### DATASET CONTENT
################
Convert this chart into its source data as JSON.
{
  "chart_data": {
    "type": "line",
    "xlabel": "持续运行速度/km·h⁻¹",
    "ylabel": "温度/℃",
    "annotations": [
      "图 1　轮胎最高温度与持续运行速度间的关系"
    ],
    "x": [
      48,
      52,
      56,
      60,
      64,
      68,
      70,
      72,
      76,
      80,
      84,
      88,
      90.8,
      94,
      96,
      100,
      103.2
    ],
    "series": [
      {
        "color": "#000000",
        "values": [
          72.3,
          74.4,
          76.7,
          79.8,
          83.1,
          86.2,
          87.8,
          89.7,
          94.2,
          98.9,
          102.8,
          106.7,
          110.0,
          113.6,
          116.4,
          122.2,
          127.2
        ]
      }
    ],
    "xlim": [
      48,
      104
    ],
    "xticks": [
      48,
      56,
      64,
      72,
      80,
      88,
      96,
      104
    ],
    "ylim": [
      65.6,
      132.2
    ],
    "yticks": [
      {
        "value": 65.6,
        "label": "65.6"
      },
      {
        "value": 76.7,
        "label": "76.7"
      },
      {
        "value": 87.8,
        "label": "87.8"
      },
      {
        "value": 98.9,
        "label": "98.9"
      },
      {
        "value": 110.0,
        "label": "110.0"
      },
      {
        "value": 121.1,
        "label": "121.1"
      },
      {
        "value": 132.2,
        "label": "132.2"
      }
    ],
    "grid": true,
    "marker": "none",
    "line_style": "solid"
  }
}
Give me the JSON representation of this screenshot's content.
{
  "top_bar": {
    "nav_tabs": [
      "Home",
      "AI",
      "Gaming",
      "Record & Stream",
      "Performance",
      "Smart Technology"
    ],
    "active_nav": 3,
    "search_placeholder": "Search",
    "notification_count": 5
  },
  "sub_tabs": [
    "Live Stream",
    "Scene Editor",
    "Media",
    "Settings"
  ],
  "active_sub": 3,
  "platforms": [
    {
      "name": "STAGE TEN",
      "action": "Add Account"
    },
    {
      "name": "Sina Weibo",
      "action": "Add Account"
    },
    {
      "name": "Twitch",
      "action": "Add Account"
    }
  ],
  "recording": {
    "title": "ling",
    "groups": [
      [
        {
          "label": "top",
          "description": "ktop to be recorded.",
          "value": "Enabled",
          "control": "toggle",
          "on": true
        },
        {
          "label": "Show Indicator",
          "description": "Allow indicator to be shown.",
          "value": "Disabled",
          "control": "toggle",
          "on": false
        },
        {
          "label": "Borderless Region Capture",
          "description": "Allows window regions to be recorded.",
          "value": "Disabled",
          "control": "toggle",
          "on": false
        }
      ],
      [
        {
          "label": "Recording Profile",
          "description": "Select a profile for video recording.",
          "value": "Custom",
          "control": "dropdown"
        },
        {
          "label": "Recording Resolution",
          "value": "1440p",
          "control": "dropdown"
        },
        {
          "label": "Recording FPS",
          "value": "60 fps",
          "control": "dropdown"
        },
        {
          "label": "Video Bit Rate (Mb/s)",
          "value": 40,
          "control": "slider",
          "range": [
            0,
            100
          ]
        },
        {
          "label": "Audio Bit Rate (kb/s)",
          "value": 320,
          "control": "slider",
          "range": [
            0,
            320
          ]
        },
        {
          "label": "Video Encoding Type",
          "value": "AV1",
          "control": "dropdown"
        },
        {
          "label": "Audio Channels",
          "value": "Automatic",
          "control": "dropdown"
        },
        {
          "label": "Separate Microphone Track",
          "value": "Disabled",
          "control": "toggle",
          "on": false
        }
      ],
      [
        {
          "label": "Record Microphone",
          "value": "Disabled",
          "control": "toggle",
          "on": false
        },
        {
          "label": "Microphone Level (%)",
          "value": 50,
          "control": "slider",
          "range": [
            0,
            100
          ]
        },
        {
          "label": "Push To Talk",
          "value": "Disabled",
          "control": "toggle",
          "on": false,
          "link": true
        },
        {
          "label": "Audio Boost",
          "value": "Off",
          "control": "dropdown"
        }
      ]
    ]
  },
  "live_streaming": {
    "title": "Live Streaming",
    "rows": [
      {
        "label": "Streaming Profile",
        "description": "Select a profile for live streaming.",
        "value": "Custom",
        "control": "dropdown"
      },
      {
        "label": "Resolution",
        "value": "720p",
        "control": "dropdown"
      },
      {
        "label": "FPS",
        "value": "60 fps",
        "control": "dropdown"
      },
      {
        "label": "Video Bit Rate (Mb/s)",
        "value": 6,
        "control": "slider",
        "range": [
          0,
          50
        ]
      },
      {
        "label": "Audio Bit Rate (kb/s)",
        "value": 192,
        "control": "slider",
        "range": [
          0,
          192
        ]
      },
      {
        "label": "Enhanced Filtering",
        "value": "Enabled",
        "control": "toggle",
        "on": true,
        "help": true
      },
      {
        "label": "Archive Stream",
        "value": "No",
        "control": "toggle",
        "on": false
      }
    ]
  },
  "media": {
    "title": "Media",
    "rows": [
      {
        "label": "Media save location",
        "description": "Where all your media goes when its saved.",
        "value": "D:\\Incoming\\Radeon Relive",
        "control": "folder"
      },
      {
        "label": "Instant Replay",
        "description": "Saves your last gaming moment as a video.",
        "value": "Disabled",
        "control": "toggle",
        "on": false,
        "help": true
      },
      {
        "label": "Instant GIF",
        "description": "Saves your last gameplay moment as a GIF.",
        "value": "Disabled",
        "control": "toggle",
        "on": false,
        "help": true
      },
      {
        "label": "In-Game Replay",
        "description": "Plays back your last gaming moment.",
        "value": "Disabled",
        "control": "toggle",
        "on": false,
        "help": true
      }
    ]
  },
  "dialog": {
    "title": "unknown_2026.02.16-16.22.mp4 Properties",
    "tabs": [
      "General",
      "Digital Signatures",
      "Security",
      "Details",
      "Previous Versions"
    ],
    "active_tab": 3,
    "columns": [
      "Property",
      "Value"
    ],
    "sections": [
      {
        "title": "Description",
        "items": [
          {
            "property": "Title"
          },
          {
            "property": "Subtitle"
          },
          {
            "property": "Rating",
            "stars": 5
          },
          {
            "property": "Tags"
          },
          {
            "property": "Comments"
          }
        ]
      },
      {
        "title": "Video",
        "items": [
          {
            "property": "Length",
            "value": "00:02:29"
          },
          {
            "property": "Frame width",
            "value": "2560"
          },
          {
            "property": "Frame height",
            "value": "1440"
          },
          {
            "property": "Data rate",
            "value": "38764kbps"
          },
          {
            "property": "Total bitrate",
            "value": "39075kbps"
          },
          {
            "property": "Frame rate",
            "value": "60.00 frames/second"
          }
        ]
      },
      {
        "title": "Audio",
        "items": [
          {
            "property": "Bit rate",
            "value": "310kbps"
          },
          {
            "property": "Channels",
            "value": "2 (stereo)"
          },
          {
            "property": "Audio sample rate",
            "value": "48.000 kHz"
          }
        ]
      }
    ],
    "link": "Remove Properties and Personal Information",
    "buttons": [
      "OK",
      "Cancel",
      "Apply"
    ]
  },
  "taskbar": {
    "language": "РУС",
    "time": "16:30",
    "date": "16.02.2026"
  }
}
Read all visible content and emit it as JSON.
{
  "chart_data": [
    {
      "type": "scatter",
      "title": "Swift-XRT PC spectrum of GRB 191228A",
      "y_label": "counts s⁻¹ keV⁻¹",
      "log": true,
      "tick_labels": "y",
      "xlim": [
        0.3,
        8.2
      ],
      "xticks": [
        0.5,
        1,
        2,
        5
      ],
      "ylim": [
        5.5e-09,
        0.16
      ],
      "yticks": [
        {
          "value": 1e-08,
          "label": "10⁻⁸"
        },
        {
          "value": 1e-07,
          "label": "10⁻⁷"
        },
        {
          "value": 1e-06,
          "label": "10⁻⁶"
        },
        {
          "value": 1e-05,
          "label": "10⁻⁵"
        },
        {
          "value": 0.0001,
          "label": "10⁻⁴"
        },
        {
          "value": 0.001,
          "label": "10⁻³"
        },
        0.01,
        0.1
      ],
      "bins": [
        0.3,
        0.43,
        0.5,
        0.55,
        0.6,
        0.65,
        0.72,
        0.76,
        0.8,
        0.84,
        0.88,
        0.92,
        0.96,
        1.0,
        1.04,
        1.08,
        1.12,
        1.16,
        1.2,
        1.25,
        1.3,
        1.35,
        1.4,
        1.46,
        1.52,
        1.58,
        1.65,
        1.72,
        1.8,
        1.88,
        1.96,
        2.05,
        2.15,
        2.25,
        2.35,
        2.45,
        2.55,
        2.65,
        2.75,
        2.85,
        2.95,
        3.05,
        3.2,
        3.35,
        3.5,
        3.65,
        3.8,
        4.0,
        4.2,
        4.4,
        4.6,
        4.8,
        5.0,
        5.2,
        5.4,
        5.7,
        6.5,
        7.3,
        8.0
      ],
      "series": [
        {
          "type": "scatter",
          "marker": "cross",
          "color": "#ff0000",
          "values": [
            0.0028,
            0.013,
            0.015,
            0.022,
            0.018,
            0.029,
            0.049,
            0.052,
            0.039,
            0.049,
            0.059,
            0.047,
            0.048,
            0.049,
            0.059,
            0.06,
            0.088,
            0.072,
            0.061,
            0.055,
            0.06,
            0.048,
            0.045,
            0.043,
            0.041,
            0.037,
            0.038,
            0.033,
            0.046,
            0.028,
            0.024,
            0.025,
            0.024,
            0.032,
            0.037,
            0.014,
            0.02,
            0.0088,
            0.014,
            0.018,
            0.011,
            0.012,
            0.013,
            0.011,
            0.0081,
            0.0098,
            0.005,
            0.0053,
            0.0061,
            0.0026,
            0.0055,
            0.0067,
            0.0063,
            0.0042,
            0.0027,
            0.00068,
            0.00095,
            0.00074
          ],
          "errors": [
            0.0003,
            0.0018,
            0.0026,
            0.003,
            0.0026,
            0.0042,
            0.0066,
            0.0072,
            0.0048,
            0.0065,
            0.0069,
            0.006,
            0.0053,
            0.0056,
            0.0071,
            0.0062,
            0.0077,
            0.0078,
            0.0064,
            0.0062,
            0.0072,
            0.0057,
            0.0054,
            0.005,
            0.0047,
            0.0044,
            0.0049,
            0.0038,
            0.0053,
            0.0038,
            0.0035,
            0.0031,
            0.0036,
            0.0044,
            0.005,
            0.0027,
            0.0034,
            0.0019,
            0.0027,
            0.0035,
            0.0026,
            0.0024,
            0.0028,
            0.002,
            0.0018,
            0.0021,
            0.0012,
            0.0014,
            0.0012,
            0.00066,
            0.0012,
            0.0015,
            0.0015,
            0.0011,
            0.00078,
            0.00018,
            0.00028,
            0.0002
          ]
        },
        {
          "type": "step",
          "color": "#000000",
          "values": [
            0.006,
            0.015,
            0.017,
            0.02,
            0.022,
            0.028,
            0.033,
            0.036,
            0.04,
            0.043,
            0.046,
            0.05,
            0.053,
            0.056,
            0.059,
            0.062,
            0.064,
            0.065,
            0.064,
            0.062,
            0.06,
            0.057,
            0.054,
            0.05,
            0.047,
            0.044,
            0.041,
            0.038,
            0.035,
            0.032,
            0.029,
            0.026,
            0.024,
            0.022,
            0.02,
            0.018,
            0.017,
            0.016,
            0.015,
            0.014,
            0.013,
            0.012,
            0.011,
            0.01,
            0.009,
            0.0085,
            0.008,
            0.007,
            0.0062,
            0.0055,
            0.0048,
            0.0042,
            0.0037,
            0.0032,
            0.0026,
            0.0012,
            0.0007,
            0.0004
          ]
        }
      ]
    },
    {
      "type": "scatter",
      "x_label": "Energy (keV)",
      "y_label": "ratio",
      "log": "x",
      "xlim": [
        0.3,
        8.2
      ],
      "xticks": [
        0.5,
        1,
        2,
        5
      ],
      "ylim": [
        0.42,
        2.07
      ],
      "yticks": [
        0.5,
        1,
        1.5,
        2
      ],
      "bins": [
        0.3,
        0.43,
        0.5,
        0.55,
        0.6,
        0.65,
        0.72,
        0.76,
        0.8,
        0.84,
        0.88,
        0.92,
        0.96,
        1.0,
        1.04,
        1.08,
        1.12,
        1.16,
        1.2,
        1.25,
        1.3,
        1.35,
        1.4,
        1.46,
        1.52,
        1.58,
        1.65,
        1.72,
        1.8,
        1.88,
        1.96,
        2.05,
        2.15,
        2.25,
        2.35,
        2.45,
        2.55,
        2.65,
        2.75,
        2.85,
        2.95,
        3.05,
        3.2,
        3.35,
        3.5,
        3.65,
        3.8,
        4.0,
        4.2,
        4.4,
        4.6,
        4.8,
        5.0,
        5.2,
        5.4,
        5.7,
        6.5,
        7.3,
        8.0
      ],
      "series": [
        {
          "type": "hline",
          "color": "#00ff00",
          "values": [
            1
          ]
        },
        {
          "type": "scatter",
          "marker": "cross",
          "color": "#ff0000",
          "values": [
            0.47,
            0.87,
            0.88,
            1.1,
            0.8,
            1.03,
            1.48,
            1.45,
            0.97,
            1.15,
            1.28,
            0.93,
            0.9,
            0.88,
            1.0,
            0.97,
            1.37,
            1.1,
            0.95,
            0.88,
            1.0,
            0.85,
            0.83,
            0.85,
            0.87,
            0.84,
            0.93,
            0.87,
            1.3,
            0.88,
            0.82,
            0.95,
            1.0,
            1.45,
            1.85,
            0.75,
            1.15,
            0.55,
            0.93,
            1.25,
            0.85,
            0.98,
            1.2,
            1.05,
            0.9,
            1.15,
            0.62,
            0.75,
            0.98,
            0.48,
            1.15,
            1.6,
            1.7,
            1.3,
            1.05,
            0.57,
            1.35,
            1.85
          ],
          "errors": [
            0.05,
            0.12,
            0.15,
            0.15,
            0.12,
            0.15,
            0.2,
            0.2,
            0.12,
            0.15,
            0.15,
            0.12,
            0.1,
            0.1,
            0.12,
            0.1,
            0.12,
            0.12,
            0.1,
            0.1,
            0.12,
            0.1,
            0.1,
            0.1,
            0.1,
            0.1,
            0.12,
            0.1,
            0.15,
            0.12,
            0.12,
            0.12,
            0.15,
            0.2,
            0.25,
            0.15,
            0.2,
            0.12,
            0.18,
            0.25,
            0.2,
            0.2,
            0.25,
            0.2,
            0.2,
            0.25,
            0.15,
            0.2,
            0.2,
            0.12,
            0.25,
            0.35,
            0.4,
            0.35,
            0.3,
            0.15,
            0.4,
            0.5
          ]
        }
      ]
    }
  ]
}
################
### SET TASK
Return each line with "Resolution".

### CORRECT RESULT
          "label": "Recording Resolution",
        "label": "Resolution",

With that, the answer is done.